====== Provided material

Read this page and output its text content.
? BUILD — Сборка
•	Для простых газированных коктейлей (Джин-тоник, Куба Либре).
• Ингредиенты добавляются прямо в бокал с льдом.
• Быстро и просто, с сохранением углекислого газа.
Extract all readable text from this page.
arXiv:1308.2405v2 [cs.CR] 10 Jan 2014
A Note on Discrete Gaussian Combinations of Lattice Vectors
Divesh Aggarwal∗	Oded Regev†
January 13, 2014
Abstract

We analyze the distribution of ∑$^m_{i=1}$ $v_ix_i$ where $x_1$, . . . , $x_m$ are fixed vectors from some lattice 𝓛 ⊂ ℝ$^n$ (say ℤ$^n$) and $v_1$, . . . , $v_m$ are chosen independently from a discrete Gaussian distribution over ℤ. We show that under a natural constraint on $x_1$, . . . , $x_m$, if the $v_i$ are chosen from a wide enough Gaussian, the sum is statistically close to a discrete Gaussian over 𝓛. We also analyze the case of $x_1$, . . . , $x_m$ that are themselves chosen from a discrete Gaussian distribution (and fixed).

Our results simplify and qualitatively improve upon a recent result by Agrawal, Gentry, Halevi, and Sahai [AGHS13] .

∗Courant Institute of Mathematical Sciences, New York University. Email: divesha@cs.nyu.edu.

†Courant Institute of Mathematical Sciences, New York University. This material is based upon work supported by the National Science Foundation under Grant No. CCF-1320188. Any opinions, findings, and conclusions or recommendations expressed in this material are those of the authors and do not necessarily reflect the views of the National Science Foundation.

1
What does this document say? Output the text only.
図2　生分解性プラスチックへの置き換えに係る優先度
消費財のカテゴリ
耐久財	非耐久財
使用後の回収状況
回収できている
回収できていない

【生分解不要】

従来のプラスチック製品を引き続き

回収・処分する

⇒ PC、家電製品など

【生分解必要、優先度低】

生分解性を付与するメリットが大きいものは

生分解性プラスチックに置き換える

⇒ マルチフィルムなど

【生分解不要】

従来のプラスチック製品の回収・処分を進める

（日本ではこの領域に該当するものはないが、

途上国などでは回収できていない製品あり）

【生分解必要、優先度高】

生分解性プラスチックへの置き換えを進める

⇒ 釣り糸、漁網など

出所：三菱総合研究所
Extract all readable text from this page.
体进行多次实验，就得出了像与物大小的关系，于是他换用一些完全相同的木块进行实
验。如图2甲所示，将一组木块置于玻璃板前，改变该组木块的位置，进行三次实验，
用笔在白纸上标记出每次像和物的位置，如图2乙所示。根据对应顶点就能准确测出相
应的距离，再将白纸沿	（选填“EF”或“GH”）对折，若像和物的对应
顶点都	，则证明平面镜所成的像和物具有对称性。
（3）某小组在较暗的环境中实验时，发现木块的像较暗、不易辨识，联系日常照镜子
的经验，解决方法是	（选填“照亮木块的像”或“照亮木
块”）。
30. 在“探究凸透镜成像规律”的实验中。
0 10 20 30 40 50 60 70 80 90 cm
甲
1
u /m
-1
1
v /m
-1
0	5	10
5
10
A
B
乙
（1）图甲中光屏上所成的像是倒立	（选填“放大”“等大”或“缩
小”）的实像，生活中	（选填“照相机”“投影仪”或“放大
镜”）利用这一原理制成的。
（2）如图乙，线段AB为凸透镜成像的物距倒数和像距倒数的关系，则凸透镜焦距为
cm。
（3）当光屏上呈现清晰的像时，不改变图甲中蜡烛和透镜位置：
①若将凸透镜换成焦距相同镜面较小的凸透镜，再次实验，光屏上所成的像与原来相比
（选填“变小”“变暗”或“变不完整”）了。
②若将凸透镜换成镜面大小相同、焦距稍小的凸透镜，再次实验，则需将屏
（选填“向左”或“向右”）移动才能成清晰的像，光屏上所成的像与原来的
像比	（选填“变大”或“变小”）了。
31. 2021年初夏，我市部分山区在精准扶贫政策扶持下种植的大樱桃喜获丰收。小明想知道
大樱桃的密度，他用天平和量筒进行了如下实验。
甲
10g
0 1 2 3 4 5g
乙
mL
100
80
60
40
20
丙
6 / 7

============

* Problem description: Reproduce all the records precisely.

* Solution:
Read this page and output its text content.
? BUILD — Сборка
•	Для простых газированных коктейлей (Джин-тоник, Куба Либре).
• Ингредиенты добавляются прямо в бокал с льдом.
• Быстро и просто, с сохранением углекислого газа.
Extract all readable text from this page.
arXiv:1308.2405v2 [cs.CR] 10 Jan 2014
A Note on Discrete Gaussian Combinations of Lattice Vectors
Divesh Aggarwal∗	Oded Regev†
January 13, 2014
Abstract

We analyze the distribution of ∑$^m_{i=1}$ $v_ix_i$ where $x_1$, . . . , $x_m$ are fixed vectors from some lattice 𝓛 ⊂ ℝ$^n$ (say ℤ$^n$) and $v_1$, . . . , $v_m$ are chosen independently from a discrete Gaussian distribution over ℤ. We show that under a natural constraint on $x_1$, . . . , $x_m$, if the $v_i$ are chosen from a wide enough Gaussian, the sum is statistically close to a discrete Gaussian over 𝓛. We also analyze the case of $x_1$, . . . , $x_m$ that are themselves chosen from a discrete Gaussian distribution (and fixed).

Our results simplify and qualitatively improve upon a recent result by Agrawal, Gentry, Halevi, and Sahai [AGHS13] .

∗Courant Institute of Mathematical Sciences, New York University. Email: divesha@cs.nyu.edu.

†Courant Institute of Mathematical Sciences, New York University. This material is based upon work supported by the National Science Foundation under Grant No. CCF-1320188. Any opinions, findings, and conclusions or recommendations expressed in this material are those of the authors and do not necessarily reflect the views of the National Science Foundation.

1
What does this document say? Output the text only.
図2　生分解性プラスチックへの置き換えに係る優先度
消費財のカテゴリ
耐久財	非耐久財
使用後の回収状況
回収できている
回収できていない

【生分解不要】

従来のプラスチック製品を引き続き

回収・処分する

⇒ PC、家電製品など

【生分解必要、優先度低】

生分解性を付与するメリットが大きいものは

生分解性プラスチックに置き換える

⇒ マルチフィルムなど

【生分解不要】

従来のプラスチック製品の回収・処分を進める

（日本ではこの領域に該当するものはないが、

途上国などでは回収できていない製品あり）

【生分解必要、優先度高】

生分解性プラスチックへの置き換えを進める

⇒ 釣り糸、漁網など

出所：三菱総合研究所
Extract all readable text from this page.
体进行多次实验，就得出了像与物大小的关系，于是他换用一些完全相同的木块进行实
验。如图2甲所示，将一组木块置于玻璃板前，改变该组木块的位置，进行三次实验，
用笔在白纸上标记出每次像和物的位置，如图2乙所示。根据对应顶点就能准确测出相
应的距离，再将白纸沿	（选填“EF”或“GH”）对折，若像和物的对应
顶点都	，则证明平面镜所成的像和物具有对称性。
（3）某小组在较暗的环境中实验时，发现木块的像较暗、不易辨识，联系日常照镜子
的经验，解决方法是	（选填“照亮木块的像”或“照亮木
块”）。
30. 在“探究凸透镜成像规律”的实验中。
0 10 20 30 40 50 60 70 80 90 cm
甲
1
u /m
-1
1
v /m
-1
0	5	10
5
10
A
B
乙
（1）图甲中光屏上所成的像是倒立	（选填“放大”“等大”或“缩
小”）的实像，生活中	（选填“照相机”“投影仪”或“放大
镜”）利用这一原理制成的。
（2）如图乙，线段AB为凸透镜成像的物距倒数和像距倒数的关系，则凸透镜焦距为
cm。
（3）当光屏上呈现清晰的像时，不改变图甲中蜡烛和透镜位置：
①若将凸透镜换成焦距相同镜面较小的凸透镜，再次实验，光屏上所成的像与原来相比
（选填“变小”“变暗”或“变不完整”）了。
②若将凸透镜换成镜面大小相同、焦距稍小的凸透镜，再次实验，则需将屏
（选填“向左”或“向右”）移动才能成清晰的像，光屏上所成的像与原来的
像比	（选填“变大”或“变小”）了。
31. 2021年初夏，我市部分山区在精准扶贫政策扶持下种植的大樱桃喜获丰收。小明想知道
大樱桃的密度，他用天平和量筒进行了如下实验。
甲
10g
0 1 2 3 4 5g
乙
mL
100
80
60
40
20
丙
6 / 7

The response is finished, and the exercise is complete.